(See Roland's answer, which takes the ideas here and fleshes them out into a fuller example, with some great additional insights.)
Since it's a concurrent hash map, you can do the following. Note that CHM's iterators all implement the optional methods, including remove(), which you want. See CHM API docs, which states:
This class and its views and iterators
implement all of the optional methods
of the Map and Iterator interfaces.
This code should work (I don't know the type of the Key in your CHM):
ConcurrentHashMap<K,Long> fileservers = ...;
for(Iterator<Map.Entry<K,Long>> fsIter = fileservers.entrySet().iterator(); fileservers.hasNext(); )
{
Map.Entry<K,Long> thisEntry = fsIter.next();
Long time = thisEntry.getValue();
if( time > fileserverTimeout )
fsIter.remove( server );
}
But note that there may be race conditions elsewhere... You need to make sure that other bits of code accessing the map can cope with this kind of spontaneous removal -- i.e., probably whereever you touch fileservers.put() you'll need a bit of logic involving fileservers.putIfAbsent(). This solution is less likely to create bottlenecks than using synchronized, but it also requires a bit more thought.

________________________

Exercise objective: Can you rewrite the post's paragraph beginning "But note that there may be race conditions" as a short bulleted list that keeps its main facts? You won't need the data excerpts for this.

Data excerpts:
________________________

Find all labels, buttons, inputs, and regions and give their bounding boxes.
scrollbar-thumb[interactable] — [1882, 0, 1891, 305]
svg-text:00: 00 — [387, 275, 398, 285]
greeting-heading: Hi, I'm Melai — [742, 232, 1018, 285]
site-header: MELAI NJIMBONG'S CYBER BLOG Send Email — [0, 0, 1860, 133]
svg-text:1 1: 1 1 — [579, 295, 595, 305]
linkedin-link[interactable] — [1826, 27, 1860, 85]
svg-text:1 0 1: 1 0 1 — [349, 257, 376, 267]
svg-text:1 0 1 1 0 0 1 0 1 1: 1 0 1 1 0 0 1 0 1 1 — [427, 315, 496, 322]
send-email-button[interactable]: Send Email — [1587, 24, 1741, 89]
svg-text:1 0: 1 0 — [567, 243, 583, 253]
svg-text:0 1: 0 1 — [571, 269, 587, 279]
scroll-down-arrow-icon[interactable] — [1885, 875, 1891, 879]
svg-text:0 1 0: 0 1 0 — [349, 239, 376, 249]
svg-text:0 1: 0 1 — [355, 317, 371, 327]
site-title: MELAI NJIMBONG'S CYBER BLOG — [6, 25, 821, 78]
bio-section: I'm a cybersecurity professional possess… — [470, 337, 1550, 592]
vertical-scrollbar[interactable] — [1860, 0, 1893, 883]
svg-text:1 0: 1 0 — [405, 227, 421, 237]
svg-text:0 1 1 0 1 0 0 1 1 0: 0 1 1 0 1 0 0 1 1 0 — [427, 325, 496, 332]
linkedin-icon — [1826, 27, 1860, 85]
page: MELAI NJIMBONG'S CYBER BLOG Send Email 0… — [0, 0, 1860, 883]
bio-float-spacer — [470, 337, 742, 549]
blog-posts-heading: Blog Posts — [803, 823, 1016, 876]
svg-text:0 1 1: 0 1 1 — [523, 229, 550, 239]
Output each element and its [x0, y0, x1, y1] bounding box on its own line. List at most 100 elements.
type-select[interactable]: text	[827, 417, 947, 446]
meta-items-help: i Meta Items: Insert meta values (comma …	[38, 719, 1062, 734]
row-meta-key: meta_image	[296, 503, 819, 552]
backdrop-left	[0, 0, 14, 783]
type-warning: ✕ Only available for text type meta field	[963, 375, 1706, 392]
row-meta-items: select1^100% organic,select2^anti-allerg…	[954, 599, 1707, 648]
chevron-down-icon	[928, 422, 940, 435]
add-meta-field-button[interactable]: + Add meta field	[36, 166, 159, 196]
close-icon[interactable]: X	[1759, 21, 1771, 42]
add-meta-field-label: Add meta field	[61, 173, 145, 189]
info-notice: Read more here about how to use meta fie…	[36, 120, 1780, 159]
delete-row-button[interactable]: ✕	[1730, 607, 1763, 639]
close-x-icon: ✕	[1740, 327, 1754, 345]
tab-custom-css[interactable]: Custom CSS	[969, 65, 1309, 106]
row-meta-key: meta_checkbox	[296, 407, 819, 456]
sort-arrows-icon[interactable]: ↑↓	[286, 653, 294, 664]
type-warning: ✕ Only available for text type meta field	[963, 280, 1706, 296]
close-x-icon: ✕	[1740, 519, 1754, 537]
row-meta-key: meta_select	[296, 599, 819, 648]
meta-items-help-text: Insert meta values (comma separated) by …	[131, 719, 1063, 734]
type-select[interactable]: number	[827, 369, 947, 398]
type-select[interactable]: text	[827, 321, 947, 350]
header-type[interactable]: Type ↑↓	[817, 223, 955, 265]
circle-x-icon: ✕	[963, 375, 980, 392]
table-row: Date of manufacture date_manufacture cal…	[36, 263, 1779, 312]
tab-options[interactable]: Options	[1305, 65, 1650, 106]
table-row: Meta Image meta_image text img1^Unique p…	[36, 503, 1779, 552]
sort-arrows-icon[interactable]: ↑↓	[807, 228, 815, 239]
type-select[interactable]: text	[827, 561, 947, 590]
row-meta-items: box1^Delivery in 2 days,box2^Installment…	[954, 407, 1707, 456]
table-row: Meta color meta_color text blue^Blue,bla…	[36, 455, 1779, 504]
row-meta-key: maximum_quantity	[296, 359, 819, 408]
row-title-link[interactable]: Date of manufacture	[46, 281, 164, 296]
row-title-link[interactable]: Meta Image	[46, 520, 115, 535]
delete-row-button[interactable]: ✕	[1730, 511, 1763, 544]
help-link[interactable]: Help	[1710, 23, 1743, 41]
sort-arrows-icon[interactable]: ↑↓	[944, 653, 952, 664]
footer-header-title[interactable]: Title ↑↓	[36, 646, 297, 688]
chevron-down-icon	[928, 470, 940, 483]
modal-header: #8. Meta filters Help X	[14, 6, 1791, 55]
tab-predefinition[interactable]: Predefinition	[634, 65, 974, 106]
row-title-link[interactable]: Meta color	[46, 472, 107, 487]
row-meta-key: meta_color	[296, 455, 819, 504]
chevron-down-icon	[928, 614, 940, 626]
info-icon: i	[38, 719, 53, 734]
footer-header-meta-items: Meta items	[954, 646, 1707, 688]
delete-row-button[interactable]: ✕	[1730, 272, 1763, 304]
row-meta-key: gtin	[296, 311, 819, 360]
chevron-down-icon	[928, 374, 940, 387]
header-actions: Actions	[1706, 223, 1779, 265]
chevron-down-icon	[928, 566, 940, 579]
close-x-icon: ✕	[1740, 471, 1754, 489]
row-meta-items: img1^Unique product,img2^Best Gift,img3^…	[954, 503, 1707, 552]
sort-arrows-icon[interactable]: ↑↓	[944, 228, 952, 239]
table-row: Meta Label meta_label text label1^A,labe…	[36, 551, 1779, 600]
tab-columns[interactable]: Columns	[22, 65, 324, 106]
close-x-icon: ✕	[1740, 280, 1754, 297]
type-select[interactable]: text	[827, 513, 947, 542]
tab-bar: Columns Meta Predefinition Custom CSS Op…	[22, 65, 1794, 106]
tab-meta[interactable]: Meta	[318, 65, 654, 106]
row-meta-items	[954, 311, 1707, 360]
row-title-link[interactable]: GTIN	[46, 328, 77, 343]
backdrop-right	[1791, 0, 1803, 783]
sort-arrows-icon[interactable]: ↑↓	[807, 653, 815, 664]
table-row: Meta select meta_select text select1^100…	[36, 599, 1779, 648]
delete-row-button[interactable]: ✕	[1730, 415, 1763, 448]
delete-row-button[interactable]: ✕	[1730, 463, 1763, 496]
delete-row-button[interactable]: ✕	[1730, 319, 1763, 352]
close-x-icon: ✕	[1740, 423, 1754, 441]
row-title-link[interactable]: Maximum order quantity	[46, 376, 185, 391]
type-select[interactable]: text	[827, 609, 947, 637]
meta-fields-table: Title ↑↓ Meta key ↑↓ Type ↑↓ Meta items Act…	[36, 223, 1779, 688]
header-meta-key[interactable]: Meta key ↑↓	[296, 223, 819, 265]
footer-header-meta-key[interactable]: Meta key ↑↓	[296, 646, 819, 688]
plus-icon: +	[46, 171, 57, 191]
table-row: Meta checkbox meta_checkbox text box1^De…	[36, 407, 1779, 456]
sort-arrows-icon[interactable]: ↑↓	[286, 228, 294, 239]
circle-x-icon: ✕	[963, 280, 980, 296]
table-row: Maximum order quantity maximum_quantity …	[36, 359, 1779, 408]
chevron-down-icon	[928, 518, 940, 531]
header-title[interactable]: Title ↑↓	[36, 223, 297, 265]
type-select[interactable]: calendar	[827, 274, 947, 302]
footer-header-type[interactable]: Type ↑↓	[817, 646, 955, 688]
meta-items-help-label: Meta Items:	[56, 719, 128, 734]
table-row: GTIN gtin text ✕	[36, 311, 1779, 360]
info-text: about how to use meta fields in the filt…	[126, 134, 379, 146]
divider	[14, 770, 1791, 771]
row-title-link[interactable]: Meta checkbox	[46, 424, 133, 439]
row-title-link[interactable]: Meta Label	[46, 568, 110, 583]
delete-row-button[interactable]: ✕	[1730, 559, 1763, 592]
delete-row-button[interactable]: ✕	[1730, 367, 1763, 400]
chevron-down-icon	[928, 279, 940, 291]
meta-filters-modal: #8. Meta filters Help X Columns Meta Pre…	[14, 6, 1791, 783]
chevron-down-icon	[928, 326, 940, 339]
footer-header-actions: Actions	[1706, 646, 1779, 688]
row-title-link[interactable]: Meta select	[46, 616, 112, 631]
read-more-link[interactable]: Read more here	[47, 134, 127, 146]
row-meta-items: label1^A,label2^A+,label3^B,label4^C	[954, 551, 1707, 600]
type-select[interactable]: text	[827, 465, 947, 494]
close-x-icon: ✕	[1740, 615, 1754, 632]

________________________

Response area:
- Race conditions may exist elsewhere in the code.
- Other code that accesses the map must be able to handle this kind of spontaneous removal.
- Wherever fileservers.put() is used, some logic involving fileservers.putIfAbsent() will probably be needed.
- This solution is less likely to create bottlenecks than using synchronized, but it requires more thought.